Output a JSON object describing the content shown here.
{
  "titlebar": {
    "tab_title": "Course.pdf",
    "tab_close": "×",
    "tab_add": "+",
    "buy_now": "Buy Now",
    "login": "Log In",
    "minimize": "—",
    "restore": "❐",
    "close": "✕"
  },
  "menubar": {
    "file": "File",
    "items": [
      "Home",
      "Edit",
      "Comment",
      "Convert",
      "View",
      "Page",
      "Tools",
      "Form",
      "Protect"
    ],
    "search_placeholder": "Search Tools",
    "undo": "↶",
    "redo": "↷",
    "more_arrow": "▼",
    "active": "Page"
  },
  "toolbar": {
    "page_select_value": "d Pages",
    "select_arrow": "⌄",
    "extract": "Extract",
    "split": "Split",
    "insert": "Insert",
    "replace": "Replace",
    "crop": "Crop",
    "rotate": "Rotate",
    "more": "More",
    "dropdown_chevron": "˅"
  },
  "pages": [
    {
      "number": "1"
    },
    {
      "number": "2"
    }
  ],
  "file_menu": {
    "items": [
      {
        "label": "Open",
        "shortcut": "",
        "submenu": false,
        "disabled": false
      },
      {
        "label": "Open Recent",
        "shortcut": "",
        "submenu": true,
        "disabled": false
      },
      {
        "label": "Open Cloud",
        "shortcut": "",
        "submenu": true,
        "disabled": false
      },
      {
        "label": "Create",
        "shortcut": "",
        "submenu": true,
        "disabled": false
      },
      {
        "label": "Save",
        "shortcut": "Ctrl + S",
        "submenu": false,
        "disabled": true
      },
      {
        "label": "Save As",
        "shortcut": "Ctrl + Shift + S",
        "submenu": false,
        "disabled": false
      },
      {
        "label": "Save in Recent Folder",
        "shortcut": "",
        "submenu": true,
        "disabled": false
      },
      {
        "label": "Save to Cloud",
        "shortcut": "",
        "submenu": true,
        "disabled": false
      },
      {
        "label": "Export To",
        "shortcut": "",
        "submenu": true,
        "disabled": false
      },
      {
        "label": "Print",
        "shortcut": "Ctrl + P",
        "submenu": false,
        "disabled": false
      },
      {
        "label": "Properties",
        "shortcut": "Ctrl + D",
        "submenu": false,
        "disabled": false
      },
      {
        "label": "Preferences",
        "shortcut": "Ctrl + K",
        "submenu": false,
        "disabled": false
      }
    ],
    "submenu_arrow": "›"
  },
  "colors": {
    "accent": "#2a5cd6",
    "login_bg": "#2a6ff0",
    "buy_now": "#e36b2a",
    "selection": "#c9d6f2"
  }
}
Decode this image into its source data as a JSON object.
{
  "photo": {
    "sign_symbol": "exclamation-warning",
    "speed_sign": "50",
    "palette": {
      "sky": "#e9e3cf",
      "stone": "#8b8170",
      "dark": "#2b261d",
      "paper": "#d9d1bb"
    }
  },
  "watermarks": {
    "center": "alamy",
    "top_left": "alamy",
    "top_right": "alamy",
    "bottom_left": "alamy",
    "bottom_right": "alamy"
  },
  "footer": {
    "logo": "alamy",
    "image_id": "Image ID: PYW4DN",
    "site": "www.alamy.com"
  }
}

* Stated problem *
Print the listing above in full, exactly as it is.

* Solution to the exercise *
Output a JSON object describing the content shown here.
{
  "titlebar": {
    "tab_title": "Course.pdf",
    "tab_close": "×",
    "tab_add": "+",
    "buy_now": "Buy Now",
    "login": "Log In",
    "minimize": "—",
    "restore": "❐",
    "close": "✕"
  },
  "menubar": {
    "file": "File",
    "items": [
      "Home",
      "Edit",
      "Comment",
      "Convert",
      "View",
      "Page",
      "Tools",
      "Form",
      "Protect"
    ],
    "search_placeholder": "Search Tools",
    "undo": "↶",
    "redo": "↷",
    "more_arrow": "▼",
    "active": "Page"
  },
  "toolbar": {
    "page_select_value": "d Pages",
    "select_arrow": "⌄",
    "extract": "Extract",
    "split": "Split",
    "insert": "Insert",
    "replace": "Replace",
    "crop": "Crop",
    "rotate": "Rotate",
    "more": "More",
    "dropdown_chevron": "˅"
  },
  "pages": [
    {
      "number": "1"
    },
    {
      "number": "2"
    }
  ],
  "file_menu": {
    "items": [
      {
        "label": "Open",
        "shortcut": "",
        "submenu": false,
        "disabled": false
      },
      {
        "label": "Open Recent",
        "shortcut": "",
        "submenu": true,
        "disabled": false
      },
      {
        "label": "Open Cloud",
        "shortcut": "",
        "submenu": true,
        "disabled": false
      },
      {
        "label": "Create",
        "shortcut": "",
        "submenu": true,
        "disabled": false
      },
      {
        "label": "Save",
        "shortcut": "Ctrl + S",
        "submenu": false,
        "disabled": true
      },
      {
        "label": "Save As",
        "shortcut": "Ctrl + Shift + S",
        "submenu": false,
        "disabled": false
      },
      {
        "label": "Save in Recent Folder",
        "shortcut": "",
        "submenu": true,
        "disabled": false
      },
      {
        "label": "Save to Cloud",
        "shortcut": "",
        "submenu": true,
        "disabled": false
      },
      {
        "label": "Export To",
        "shortcut": "",
        "submenu": true,
        "disabled": false
      },
      {
        "label": "Print",
        "shortcut": "Ctrl + P",
        "submenu": false,
        "disabled": false
      },
      {
        "label": "Properties",
        "shortcut": "Ctrl + D",
        "submenu": false,
        "disabled": false
      },
      {
        "label": "Preferences",
        "shortcut": "Ctrl + K",
        "submenu": false,
        "disabled": false
      }
    ],
    "submenu_arrow": "›"
  },
  "colors": {
    "accent": "#2a5cd6",
    "login_bg": "#2a6ff0",
    "buy_now": "#e36b2a",
    "selection": "#c9d6f2"
  }
}
Decode this image into its source data as a JSON object.
{
  "photo": {
    "sign_symbol": "exclamation-warning",
    "speed_sign": "50",
    "palette": {
      "sky": "#e9e3cf",
      "stone": "#8b8170",
      "dark": "#2b261d",
      "paper": "#d9d1bb"
    }
  },
  "watermarks": {
    "center": "alamy",
    "top_left": "alamy",
    "top_right": "alamy",
    "bottom_left": "alamy",
    "bottom_right": "alamy"
  },
  "footer": {
    "logo": "alamy",
    "image_id": "Image ID: PYW4DN",
    "site": "www.alamy.com"
  }
}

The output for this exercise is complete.